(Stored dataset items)

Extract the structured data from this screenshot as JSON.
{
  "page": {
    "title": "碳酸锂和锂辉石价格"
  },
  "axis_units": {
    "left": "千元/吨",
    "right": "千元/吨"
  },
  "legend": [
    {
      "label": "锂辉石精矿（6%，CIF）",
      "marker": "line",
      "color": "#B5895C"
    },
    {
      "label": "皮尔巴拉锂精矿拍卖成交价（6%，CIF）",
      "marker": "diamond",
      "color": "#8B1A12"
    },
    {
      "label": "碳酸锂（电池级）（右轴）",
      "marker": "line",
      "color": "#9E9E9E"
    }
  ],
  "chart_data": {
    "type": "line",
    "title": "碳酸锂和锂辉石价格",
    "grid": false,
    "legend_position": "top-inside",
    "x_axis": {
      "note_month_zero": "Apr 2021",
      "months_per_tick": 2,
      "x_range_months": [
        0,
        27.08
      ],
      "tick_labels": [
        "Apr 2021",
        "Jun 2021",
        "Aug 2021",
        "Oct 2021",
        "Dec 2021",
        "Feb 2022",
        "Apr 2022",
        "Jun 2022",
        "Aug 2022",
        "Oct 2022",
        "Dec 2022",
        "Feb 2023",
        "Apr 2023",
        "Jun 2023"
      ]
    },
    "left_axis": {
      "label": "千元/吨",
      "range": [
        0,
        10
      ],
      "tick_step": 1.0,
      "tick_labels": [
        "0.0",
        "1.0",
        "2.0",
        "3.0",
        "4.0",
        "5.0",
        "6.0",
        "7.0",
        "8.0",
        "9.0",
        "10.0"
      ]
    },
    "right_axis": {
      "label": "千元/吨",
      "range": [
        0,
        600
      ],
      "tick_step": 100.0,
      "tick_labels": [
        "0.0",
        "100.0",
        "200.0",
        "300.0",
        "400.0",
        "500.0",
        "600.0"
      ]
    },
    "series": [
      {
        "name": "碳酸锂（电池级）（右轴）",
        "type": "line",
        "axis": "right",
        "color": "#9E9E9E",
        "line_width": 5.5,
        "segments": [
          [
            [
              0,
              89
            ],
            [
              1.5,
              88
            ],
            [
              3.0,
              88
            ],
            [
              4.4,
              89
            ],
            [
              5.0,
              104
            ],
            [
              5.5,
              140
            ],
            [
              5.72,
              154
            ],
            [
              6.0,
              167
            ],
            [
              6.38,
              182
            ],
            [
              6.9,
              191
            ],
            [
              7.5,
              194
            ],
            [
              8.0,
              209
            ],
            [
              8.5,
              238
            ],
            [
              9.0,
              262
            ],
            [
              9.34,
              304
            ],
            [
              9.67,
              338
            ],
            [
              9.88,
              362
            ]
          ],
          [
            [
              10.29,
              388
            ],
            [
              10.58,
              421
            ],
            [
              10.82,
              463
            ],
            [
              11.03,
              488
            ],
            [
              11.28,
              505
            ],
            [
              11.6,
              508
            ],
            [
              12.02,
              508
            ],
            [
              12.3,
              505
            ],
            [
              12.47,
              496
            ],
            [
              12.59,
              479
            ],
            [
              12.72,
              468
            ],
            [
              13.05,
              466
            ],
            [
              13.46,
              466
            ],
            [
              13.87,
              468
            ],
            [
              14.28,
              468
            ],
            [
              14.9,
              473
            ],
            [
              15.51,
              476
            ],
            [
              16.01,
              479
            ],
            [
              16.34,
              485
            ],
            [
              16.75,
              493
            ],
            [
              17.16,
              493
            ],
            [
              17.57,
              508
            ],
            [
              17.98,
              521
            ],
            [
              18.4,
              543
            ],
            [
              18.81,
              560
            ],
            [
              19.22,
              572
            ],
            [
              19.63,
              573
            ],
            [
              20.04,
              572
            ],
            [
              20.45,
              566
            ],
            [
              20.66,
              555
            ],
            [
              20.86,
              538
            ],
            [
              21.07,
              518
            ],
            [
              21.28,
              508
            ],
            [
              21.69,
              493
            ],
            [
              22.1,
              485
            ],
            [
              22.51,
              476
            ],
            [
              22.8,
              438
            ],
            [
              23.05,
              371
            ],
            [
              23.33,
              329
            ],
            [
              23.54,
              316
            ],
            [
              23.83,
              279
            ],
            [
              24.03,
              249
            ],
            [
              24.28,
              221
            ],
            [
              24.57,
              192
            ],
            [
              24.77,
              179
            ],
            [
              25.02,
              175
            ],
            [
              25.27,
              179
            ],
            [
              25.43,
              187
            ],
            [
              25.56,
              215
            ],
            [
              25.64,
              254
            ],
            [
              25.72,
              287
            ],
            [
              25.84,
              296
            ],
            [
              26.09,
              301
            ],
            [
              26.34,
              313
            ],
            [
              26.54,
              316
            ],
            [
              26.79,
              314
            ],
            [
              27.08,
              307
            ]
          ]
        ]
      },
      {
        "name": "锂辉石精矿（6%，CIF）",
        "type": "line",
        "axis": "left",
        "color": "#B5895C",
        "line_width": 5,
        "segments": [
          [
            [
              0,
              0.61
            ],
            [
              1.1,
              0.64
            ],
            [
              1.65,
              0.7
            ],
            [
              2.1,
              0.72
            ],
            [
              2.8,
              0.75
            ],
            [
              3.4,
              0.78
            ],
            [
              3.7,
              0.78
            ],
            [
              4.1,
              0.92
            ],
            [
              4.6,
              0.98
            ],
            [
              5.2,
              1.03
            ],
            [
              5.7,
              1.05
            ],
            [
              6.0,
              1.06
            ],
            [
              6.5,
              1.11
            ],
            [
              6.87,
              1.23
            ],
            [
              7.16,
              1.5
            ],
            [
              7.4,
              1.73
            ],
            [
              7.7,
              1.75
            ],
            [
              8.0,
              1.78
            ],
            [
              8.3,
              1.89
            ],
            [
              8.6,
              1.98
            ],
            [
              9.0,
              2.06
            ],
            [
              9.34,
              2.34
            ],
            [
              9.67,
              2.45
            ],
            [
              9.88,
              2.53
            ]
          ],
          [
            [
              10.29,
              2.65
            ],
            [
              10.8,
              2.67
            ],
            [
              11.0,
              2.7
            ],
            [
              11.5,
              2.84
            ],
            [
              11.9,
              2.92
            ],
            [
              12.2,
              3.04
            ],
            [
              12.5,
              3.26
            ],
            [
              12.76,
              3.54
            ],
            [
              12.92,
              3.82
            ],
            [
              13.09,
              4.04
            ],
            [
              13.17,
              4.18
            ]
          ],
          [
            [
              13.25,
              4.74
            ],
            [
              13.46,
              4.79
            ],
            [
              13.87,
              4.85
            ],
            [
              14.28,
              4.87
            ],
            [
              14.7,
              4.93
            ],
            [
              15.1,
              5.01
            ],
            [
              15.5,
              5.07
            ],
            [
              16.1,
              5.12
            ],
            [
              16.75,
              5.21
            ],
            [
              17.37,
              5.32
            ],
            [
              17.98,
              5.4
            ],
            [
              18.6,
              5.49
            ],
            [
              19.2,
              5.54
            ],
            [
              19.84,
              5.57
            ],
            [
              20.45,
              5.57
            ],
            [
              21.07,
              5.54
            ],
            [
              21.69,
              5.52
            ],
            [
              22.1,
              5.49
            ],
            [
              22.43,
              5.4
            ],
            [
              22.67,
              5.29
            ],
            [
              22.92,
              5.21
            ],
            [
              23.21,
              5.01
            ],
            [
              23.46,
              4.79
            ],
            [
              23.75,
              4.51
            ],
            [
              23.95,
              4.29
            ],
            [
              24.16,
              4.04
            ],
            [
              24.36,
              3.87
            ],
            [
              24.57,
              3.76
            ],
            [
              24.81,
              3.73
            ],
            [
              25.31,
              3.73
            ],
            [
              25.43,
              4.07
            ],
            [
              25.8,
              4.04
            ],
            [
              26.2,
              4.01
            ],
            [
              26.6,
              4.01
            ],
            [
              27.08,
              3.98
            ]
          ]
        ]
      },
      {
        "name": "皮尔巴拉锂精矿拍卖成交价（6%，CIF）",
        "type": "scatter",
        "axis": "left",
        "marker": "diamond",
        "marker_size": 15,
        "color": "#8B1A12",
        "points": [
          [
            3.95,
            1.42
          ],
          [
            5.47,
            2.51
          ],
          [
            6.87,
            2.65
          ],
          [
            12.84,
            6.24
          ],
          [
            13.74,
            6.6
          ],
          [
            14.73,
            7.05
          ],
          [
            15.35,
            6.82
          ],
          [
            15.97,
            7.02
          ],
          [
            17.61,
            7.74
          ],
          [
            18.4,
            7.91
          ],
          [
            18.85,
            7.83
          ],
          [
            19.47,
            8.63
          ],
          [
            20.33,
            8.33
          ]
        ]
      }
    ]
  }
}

--- Short task ---
Reply with only the number of lines in the entries that contain the word "皮尔巴拉锂精矿拍卖成交价".

--- Result for this exercise ---
2